[Items listed in a dataset]
○ ○ ○

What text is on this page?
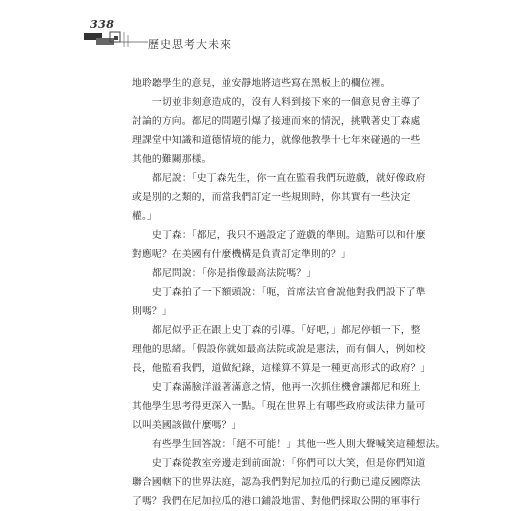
338
歷史思考大未來
地聆聽學生的意見，並安靜地將這些寫在黑板上的欄位裡。
一切並非刻意造成的，沒有人料到接下來的一個意見會主導了
討論的方向。都尼的問題引爆了接連而來的情況，挑戰著史丁森處
理課堂中知識和道德情境的能力，就像他教學十七年來碰過的一些
其他的難關那樣。
都尼說：「史丁森先生，你一直在監看我們玩遊戲，就好像政府
或是別的之類的，而當我們訂定一些規則時，你其實有一些決定
權。」
史丁森：「都尼，我只不過設定了遊戲的準則。這點可以和什麼
對應呢？在美國有什麼機構是負責訂定準則的？」
都尼問說：「你是指像最高法院嗎？」
史丁森拍了一下額頭說：「呃，首席法官會說他對我們設下了準
則嗎？」
都尼似乎正在跟上史丁森的引導。「好吧，」都尼停頓一下，整
理他的思緒。「假設你就如最高法院或說是憲法，而有個人，例如校
長，他監看我們，道做紀錄，這樣算不算是一種更高形式的政府？」
史丁森滿臉洋溢著滿意之情，他再一次抓住機會讓都尼和班上
其他學生思考得更深入一點。「現在世界上有哪些政府或法律力量可
以叫美國該做什麼嗎？」
有些學生回答說：「絕不可能！」其他一些人則大聲喊笑這種想法。
史丁森從教室旁邊走到前面說：「你們可以大笑，但是你們知道
聯合國轄下的世界法庭，認為我們對尼加拉瓜的行動已違反國際法
了嗎？我們在尼加拉瓜的港口鋪設地雷、對他們採取公開的軍事行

○ ○ ○

**Problem details**
Copy out the whole listing exactly, and don't carry over any pictures.

**Right answer**
What text is on this page?
338
歷史思考大未來
地聆聽學生的意見，並安靜地將這些寫在黑板上的欄位裡。
一切並非刻意造成的，沒有人料到接下來的一個意見會主導了
討論的方向。都尼的問題引爆了接連而來的情況，挑戰著史丁森處
理課堂中知識和道德情境的能力，就像他教學十七年來碰過的一些
其他的難關那樣。
都尼說：「史丁森先生，你一直在監看我們玩遊戲，就好像政府
或是別的之類的，而當我們訂定一些規則時，你其實有一些決定
權。」
史丁森：「都尼，我只不過設定了遊戲的準則。這點可以和什麼
對應呢？在美國有什麼機構是負責訂定準則的？」
都尼問說：「你是指像最高法院嗎？」
史丁森拍了一下額頭說：「呃，首席法官會說他對我們設下了準
則嗎？」
都尼似乎正在跟上史丁森的引導。「好吧，」都尼停頓一下，整
理他的思緒。「假設你就如最高法院或說是憲法，而有個人，例如校
長，他監看我們，道做紀錄，這樣算不算是一種更高形式的政府？」
史丁森滿臉洋溢著滿意之情，他再一次抓住機會讓都尼和班上
其他學生思考得更深入一點。「現在世界上有哪些政府或法律力量可
以叫美國該做什麼嗎？」
有些學生回答說：「絕不可能！」其他一些人則大聲喊笑這種想法。
史丁森從教室旁邊走到前面說：「你們可以大笑，但是你們知道
聯合國轄下的世界法庭，認為我們對尼加拉瓜的行動已違反國際法
了嗎？我們在尼加拉瓜的港口鋪設地雷、對他們採取公開的軍事行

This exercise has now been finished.